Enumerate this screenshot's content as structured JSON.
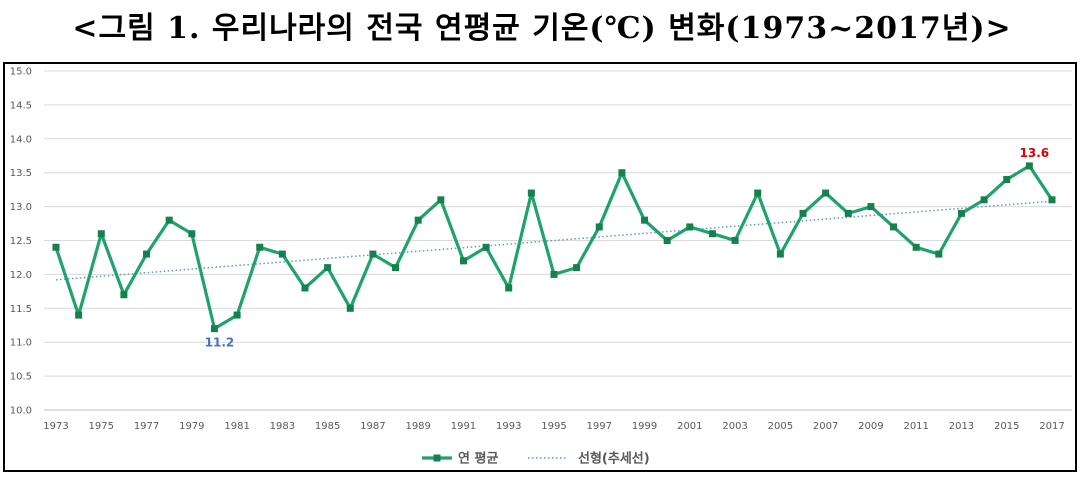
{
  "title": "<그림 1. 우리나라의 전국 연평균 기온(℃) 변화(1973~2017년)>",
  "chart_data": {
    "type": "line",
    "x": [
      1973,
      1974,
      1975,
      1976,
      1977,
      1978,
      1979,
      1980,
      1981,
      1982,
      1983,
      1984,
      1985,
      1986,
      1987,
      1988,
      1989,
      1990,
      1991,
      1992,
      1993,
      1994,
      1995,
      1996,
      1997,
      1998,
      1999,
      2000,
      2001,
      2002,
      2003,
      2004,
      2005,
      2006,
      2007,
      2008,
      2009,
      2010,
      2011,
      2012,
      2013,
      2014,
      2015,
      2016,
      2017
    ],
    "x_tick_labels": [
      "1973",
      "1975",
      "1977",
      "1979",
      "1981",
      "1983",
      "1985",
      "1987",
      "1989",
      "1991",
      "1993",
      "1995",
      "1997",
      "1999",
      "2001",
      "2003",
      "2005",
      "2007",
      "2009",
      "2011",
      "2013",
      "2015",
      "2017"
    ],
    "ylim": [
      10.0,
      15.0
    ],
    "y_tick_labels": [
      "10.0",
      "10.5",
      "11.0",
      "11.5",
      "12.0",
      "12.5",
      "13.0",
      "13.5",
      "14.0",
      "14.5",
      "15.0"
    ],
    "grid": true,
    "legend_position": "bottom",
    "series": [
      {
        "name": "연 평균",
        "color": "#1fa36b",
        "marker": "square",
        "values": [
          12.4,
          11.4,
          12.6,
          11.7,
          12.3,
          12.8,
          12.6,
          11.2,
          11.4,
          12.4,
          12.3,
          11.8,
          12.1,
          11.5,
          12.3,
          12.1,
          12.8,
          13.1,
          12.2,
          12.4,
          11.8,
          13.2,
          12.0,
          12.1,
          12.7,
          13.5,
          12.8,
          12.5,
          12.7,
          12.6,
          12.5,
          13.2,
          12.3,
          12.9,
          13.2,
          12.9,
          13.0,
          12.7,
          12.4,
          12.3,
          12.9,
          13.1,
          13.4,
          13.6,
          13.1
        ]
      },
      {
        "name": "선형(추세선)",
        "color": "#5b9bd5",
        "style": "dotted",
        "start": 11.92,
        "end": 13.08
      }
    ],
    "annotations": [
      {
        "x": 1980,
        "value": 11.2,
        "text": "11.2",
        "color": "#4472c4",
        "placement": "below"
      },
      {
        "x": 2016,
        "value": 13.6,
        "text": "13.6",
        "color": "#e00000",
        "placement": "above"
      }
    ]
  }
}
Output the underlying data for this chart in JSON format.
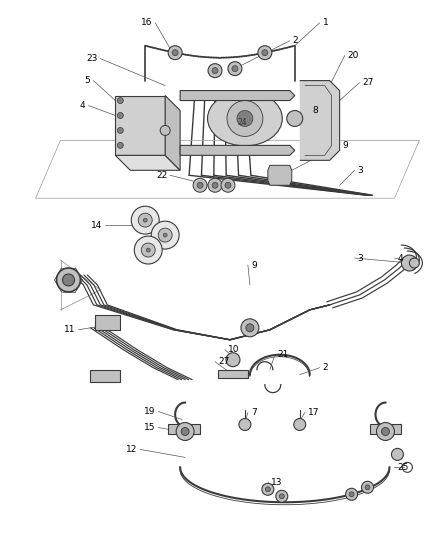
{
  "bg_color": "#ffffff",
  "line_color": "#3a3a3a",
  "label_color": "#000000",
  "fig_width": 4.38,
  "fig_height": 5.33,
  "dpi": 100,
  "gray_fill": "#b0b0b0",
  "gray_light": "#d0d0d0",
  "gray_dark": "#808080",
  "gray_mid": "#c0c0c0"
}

· · ·

Without the pictures, restate each entry exactly.

Enumerate this screenshot's content as structured JSON.
{
  "title": "<그림 1. 우리나라의 전국 연평균 기온(℃) 변화(1973~2017년)>",
  "chart_data": {
    "type": "line",
    "x": [
      1973,
      1974,
      1975,
      1976,
      1977,
      1978,
      1979,
      1980,
      1981,
      1982,
      1983,
      1984,
      1985,
      1986,
      1987,
      1988,
      1989,
      1990,
      1991,
      1992,
      1993,
      1994,
      1995,
      1996,
      1997,
      1998,
      1999,
      2000,
      2001,
      2002,
      2003,
      2004,
      2005,
      2006,
      2007,
      2008,
      2009,
      2010,
      2011,
      2012,
      2013,
      2014,
      2015,
      2016,
      2017
    ],
    "x_tick_labels": [
      "1973",
      "1975",
      "1977",
      "1979",
      "1981",
      "1983",
      "1985",
      "1987",
      "1989",
      "1991",
      "1993",
      "1995",
      "1997",
      "1999",
      "2001",
      "2003",
      "2005",
      "2007",
      "2009",
      "2011",
      "2013",
      "2015",
      "2017"
    ],
    "ylim": [
      10.0,
      15.0
    ],
    "y_tick_labels": [
      "10.0",
      "10.5",
      "11.0",
      "11.5",
      "12.0",
      "12.5",
      "13.0",
      "13.5",
      "14.0",
      "14.5",
      "15.0"
    ],
    "grid": true,
    "legend_position": "bottom",
    "series": [
      {
        "name": "연 평균",
        "color": "#1fa36b",
        "marker": "square",
        "values": [
          12.4,
          11.4,
          12.6,
          11.7,
          12.3,
          12.8,
          12.6,
          11.2,
          11.4,
          12.4,
          12.3,
          11.8,
          12.1,
          11.5,
          12.3,
          12.1,
          12.8,
          13.1,
          12.2,
          12.4,
          11.8,
          13.2,
          12.0,
          12.1,
          12.7,
          13.5,
          12.8,
          12.5,
          12.7,
          12.6,
          12.5,
          13.2,
          12.3,
          12.9,
          13.2,
          12.9,
          13.0,
          12.7,
          12.4,
          12.3,
          12.9,
          13.1,
          13.4,
          13.6,
          13.1
        ]
      },
      {
        "name": "선형(추세선)",
        "color": "#5b9bd5",
        "style": "dotted",
        "start": 11.92,
        "end": 13.08
      }
    ],
    "annotations": [
      {
        "x": 1980,
        "value": 11.2,
        "text": "11.2",
        "color": "#4472c4",
        "placement": "below"
      },
      {
        "x": 2016,
        "value": 13.6,
        "text": "13.6",
        "color": "#e00000",
        "placement": "above"
      }
    ]
  }
}
Output the underlying data for this chart in JSON format.
{
  "bg_color": "#ffffff",
  "line_color": "#3a3a3a",
  "label_color": "#000000",
  "fig_width": 4.38,
  "fig_height": 5.33,
  "dpi": 100,
  "gray_fill": "#b0b0b0",
  "gray_light": "#d0d0d0",
  "gray_dark": "#808080",
  "gray_mid": "#c0c0c0"
}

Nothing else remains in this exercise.